** START OF MATERIAL FOR THIS EXERCISE **
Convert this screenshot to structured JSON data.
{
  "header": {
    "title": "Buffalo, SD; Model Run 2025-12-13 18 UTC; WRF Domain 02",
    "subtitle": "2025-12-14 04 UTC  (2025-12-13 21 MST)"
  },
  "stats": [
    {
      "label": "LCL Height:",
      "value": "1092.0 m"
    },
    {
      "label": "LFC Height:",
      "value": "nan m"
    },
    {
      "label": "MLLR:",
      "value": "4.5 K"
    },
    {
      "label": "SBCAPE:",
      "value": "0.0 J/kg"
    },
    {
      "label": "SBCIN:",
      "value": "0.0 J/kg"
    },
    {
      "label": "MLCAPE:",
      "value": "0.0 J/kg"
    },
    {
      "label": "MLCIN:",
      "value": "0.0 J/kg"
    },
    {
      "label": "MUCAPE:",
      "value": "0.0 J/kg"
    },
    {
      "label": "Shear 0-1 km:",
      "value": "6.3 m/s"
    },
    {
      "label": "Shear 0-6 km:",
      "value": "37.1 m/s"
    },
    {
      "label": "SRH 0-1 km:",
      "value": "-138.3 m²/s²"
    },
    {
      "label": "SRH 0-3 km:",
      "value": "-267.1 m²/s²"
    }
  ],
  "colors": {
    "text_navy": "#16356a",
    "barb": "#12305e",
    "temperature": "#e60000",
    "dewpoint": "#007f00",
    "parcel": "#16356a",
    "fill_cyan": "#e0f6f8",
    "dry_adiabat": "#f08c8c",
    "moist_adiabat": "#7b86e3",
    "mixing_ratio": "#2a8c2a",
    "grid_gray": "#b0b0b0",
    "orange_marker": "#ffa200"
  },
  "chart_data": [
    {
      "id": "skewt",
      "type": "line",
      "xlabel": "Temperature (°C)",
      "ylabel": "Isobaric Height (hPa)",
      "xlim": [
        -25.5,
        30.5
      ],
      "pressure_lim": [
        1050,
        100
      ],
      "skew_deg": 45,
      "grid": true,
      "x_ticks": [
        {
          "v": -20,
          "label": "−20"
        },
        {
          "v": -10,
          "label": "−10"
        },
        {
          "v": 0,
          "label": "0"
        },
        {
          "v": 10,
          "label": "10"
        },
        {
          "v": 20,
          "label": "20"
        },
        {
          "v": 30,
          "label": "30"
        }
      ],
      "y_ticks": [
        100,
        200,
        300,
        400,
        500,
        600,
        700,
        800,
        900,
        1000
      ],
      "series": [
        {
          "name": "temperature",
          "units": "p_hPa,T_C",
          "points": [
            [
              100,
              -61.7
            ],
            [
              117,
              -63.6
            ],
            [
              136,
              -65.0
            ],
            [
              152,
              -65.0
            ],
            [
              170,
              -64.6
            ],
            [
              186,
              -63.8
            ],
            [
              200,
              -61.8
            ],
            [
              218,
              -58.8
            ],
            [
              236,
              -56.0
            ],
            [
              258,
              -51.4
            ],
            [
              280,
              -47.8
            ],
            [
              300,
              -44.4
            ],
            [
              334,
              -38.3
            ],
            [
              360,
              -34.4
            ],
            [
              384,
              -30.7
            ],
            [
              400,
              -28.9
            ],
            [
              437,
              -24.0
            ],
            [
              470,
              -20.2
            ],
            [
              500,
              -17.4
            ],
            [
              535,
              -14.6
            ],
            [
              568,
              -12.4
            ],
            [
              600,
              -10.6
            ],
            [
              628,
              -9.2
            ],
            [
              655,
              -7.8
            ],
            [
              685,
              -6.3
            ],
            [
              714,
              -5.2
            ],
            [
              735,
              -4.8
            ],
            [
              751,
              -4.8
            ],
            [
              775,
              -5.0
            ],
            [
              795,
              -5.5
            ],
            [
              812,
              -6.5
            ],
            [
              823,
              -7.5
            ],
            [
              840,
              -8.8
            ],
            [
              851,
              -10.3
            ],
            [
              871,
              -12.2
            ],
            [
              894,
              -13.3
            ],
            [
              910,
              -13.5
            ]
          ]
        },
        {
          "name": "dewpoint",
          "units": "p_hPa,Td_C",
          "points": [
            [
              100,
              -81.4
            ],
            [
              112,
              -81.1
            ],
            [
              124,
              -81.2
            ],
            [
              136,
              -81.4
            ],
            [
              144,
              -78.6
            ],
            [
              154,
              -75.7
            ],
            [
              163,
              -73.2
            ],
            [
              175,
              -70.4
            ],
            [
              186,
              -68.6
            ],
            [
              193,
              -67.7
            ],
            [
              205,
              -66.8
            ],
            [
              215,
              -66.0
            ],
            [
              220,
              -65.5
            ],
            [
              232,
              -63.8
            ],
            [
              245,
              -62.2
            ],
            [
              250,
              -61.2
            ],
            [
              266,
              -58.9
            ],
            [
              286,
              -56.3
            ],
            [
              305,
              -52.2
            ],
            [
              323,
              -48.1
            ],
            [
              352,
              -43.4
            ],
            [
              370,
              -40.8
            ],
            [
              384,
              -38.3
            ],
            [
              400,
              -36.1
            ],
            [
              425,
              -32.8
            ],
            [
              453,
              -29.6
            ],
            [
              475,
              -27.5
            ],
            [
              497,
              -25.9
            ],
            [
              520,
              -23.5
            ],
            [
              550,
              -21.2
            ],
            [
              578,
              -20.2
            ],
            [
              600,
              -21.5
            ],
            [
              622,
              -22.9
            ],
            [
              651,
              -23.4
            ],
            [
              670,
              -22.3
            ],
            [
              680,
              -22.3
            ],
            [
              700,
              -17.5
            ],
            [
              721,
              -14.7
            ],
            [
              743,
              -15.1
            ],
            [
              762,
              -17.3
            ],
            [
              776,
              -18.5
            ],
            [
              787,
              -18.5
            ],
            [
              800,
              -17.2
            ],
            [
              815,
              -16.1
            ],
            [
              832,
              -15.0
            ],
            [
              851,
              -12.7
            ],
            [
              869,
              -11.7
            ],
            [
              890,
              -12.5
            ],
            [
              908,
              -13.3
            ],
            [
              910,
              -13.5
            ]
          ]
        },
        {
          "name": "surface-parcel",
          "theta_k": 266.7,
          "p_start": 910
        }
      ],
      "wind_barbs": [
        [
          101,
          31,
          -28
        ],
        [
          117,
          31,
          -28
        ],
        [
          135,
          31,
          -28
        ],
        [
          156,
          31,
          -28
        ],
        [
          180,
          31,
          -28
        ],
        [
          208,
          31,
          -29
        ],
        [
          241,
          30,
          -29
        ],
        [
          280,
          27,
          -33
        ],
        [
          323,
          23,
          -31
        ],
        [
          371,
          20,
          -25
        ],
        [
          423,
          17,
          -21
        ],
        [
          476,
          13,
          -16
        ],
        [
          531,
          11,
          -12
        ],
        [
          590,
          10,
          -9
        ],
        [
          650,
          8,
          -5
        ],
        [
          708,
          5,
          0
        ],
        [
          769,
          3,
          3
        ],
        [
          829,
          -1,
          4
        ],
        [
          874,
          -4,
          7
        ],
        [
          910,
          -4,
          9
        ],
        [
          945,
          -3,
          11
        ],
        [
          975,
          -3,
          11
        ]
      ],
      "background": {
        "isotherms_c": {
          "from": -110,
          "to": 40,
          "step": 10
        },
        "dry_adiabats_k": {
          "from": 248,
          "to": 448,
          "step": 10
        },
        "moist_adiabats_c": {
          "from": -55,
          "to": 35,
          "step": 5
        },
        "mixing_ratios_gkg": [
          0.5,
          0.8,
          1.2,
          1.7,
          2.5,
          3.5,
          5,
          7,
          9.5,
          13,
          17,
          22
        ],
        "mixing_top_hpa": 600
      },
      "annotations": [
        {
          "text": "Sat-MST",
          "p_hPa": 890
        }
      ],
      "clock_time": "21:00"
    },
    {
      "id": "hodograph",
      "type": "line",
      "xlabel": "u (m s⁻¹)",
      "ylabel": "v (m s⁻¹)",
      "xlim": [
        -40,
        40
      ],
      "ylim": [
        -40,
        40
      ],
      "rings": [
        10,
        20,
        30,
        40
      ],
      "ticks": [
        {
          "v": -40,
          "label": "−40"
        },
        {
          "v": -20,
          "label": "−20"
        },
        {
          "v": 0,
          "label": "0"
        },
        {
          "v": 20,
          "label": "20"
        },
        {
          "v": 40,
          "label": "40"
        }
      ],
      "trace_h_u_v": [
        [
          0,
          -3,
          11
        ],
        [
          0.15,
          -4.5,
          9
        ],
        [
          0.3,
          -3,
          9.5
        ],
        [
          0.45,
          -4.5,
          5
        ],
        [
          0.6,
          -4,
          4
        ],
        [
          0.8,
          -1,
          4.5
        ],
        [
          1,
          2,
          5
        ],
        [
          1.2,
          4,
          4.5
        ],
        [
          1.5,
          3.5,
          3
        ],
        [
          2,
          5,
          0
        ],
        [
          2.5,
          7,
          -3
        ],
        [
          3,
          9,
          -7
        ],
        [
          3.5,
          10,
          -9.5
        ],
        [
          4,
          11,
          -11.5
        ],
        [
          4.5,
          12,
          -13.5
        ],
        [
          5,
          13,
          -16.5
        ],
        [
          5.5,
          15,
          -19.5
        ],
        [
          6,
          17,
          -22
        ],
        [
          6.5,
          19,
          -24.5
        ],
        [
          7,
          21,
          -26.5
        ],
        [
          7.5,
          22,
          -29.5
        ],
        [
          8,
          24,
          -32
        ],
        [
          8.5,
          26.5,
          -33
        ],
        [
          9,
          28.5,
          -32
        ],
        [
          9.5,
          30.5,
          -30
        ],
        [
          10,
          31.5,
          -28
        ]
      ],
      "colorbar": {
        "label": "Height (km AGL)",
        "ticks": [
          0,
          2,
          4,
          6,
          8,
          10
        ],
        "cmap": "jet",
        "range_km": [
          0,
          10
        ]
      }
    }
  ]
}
** END OF MATERIAL FOR THIS EXERCISE **
• _THE PROBLEM_:
Consider the entries above and return each line with the string "ylabel".

• _FINISHED ANSWER_:
      "ylabel": "Isobaric Height (hPa)",
      "ylabel": "v (m s⁻¹)",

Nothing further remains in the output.